Raw records:
────────────────

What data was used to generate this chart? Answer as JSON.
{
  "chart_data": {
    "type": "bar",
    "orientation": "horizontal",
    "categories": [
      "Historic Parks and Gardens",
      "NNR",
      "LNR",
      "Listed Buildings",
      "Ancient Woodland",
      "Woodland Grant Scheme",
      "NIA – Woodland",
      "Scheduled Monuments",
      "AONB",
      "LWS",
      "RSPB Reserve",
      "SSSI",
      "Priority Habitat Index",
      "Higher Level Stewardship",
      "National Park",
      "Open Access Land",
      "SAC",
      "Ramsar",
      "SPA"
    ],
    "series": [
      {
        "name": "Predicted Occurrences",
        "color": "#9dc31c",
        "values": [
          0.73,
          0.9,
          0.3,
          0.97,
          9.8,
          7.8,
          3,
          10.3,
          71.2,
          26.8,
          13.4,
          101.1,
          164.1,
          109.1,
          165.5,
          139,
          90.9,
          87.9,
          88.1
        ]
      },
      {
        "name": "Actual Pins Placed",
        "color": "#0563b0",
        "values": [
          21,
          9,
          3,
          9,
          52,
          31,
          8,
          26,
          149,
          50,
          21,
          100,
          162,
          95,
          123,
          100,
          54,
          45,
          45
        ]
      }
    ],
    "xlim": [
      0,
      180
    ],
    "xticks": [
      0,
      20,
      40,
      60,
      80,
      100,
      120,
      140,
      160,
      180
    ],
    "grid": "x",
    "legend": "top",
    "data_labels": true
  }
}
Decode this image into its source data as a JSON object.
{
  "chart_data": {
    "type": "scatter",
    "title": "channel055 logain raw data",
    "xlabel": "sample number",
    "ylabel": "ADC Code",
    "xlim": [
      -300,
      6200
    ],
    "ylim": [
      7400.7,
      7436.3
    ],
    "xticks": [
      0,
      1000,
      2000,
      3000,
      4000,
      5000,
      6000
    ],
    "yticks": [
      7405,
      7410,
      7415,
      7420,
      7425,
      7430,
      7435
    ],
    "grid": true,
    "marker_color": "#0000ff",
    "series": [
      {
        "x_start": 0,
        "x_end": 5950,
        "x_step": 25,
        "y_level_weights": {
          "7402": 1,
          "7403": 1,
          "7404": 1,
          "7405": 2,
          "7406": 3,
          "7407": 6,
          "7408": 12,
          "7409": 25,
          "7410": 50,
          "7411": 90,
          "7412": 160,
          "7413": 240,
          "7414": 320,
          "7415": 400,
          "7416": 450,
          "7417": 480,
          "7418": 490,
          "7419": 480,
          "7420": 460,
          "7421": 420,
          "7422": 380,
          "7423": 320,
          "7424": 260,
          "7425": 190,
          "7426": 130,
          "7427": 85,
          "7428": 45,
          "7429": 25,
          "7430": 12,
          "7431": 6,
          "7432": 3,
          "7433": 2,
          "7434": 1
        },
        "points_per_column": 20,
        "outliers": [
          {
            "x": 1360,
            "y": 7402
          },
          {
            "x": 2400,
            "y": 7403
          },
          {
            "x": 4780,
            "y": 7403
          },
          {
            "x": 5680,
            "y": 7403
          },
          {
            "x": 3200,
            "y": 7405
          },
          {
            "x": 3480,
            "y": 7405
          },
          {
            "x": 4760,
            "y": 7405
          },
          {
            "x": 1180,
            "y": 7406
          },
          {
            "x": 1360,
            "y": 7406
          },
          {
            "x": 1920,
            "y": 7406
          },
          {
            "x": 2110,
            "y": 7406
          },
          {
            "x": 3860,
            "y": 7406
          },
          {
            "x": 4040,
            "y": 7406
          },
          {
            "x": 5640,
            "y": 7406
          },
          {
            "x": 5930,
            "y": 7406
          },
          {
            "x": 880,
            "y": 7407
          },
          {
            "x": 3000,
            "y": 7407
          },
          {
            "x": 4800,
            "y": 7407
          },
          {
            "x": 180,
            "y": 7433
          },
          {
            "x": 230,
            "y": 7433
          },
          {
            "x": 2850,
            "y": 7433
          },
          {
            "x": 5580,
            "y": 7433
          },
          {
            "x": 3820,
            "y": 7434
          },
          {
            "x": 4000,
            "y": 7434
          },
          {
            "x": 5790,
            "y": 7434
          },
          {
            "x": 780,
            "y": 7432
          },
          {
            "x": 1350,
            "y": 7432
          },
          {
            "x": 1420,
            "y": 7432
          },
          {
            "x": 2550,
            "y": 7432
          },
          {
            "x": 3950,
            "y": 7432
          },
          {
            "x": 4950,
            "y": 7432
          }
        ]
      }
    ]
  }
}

────────────────

→ TASK DETAILS
Pick out each line that holds the string "JSON".

→ EXERCISE RESPONSE
What data was used to generate this chart? Answer as JSON.
Decode this image into its source data as a JSON object.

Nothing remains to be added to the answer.